Recorded information:

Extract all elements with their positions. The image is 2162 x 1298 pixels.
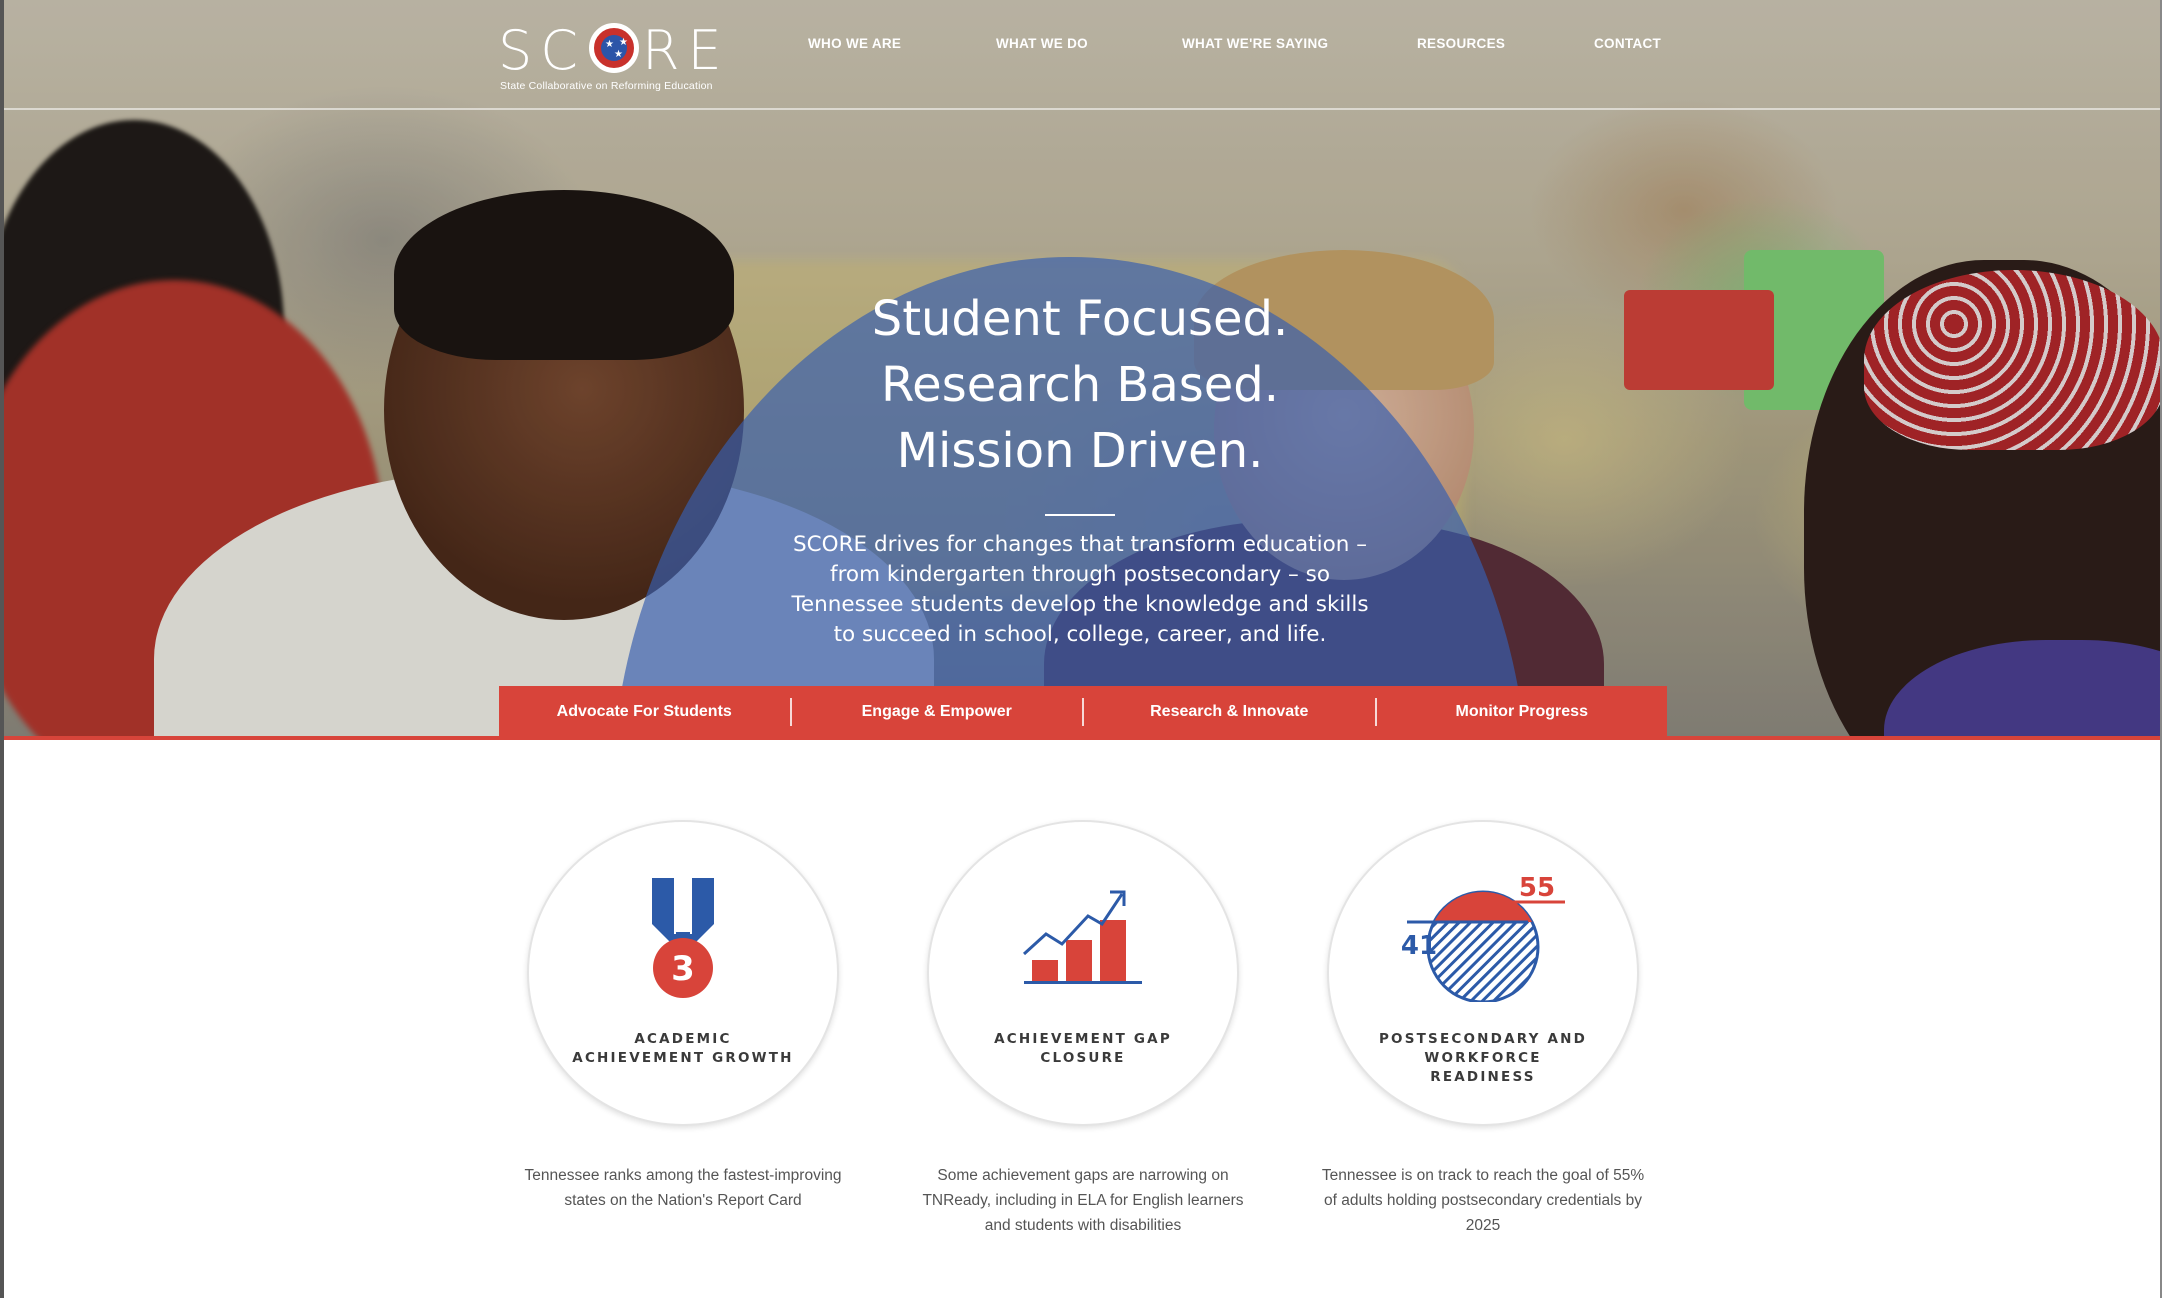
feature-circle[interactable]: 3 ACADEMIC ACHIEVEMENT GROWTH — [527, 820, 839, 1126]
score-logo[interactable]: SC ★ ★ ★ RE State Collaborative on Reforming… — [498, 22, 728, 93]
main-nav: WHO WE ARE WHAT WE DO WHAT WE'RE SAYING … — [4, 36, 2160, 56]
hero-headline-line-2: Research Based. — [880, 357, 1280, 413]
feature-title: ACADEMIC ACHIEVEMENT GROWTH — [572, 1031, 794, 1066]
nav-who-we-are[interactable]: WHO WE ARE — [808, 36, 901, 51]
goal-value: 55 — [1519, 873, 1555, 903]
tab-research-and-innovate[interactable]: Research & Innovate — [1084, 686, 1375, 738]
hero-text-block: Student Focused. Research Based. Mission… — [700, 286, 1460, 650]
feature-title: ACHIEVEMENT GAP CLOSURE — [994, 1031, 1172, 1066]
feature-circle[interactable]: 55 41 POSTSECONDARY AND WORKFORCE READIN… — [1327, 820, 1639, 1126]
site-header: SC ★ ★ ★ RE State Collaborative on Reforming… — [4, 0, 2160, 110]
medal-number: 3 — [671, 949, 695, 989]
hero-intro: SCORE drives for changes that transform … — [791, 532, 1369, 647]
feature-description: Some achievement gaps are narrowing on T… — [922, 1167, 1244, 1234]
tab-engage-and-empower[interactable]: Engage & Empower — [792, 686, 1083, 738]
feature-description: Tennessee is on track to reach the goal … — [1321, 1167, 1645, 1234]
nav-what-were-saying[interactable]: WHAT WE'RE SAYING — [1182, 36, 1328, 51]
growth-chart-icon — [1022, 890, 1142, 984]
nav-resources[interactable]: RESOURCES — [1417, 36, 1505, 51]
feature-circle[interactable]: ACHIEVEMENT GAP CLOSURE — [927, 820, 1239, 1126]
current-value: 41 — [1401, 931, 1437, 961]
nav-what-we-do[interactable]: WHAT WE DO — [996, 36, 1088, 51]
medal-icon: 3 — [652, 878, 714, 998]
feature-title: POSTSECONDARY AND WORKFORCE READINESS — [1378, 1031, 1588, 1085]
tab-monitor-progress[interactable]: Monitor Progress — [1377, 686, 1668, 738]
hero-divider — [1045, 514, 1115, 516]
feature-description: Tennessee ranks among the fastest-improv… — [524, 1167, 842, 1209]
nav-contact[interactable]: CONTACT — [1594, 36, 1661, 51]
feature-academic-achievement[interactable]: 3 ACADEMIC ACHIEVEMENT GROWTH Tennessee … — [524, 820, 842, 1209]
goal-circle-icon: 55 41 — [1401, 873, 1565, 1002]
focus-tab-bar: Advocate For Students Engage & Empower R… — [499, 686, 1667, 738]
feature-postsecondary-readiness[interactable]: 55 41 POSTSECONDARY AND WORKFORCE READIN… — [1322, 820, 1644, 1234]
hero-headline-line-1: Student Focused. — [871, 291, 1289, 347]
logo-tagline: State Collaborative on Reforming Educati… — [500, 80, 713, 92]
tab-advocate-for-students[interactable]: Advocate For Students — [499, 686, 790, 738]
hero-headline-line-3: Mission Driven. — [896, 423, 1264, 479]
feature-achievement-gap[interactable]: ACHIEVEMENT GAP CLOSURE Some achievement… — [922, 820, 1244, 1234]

What is asked: Turn the lines above into a numbered list, skipping any blank lines and leaving the picture out.

The answer:
1. Extract all elements with their positions. The image is 2162 x 1298 pixels.
2. feature-circle[interactable]: 3 ACADEMIC ACHIEVEMENT GROWTH — [527, 820, 839, 1126]
3. score-logo[interactable]: SC ★ ★ ★ RE State Collaborative on Reforming… — [498, 22, 728, 93]
4. main-nav: WHO WE ARE WHAT WE DO WHAT WE'RE SAYING … — [4, 36, 2160, 56]
5. hero-headline-line-2: Research Based. — [880, 357, 1280, 413]
6. feature-title: ACADEMIC ACHIEVEMENT GROWTH — [572, 1031, 794, 1066]
7. nav-who-we-are[interactable]: WHO WE ARE — [808, 36, 901, 51]
8. goal-value: 55 — [1519, 873, 1555, 903]
9. tab-research-and-innovate[interactable]: Research & Innovate — [1084, 686, 1375, 738]
10. hero-text-block: Student Focused. Research Based. Mission… — [700, 286, 1460, 650]
11. feature-title: ACHIEVEMENT GAP CLOSURE — [994, 1031, 1172, 1066]
12. feature-circle[interactable]: 55 41 POSTSECONDARY AND WORKFORCE READIN… — [1327, 820, 1639, 1126]
13. site-header: SC ★ ★ ★ RE State Collaborative on Reforming… — [4, 0, 2160, 110]
14. medal-number: 3 — [671, 949, 695, 989]
15. hero-intro: SCORE drives for changes that transform … — [791, 532, 1369, 647]
16. feature-description: Some achievement gaps are narrowing on T… — [922, 1167, 1244, 1234]
17. tab-engage-and-empower[interactable]: Engage & Empower — [792, 686, 1083, 738]
18. feature-description: Tennessee is on track to reach the goal … — [1321, 1167, 1645, 1234]
19. nav-what-were-saying[interactable]: WHAT WE'RE SAYING — [1182, 36, 1328, 51]
20. growth-chart-icon — [1022, 890, 1142, 984]
21. nav-resources[interactable]: RESOURCES — [1417, 36, 1505, 51]
22. feature-circle[interactable]: ACHIEVEMENT GAP CLOSURE — [927, 820, 1239, 1126]
23. current-value: 41 — [1401, 931, 1437, 961]
24. nav-what-we-do[interactable]: WHAT WE DO — [996, 36, 1088, 51]
25. medal-icon: 3 — [652, 878, 714, 998]
26. feature-title: POSTSECONDARY AND WORKFORCE READINESS — [1378, 1031, 1588, 1085]
27. tab-monitor-progress[interactable]: Monitor Progress — [1377, 686, 1668, 738]
28. hero-divider — [1045, 514, 1115, 516]
29. feature-description: Tennessee ranks among the fastest-improv… — [524, 1167, 842, 1209]
30. nav-contact[interactable]: CONTACT — [1594, 36, 1661, 51]
31. feature-academic-achievement[interactable]: 3 ACADEMIC ACHIEVEMENT GROWTH Tennessee … — [524, 820, 842, 1209]
32. goal-circle-icon: 55 41 — [1401, 873, 1565, 1002]
33. focus-tab-bar: Advocate For Students Engage & Empower R… — [499, 686, 1667, 738]
34. feature-postsecondary-readiness[interactable]: 55 41 POSTSECONDARY AND WORKFORCE READIN… — [1322, 820, 1644, 1234]
35. hero-headline-line-1: Student Focused. — [871, 291, 1289, 347]
36. logo-tagline: State Collaborative on Reforming Educati… — [500, 80, 713, 92]
37. tab-advocate-for-students[interactable]: Advocate For Students — [499, 686, 790, 738]
38. hero-headline-line-3: Mission Driven. — [896, 423, 1264, 479]
39. feature-achievement-gap[interactable]: ACHIEVEMENT GAP CLOSURE Some achievement… — [922, 820, 1244, 1234]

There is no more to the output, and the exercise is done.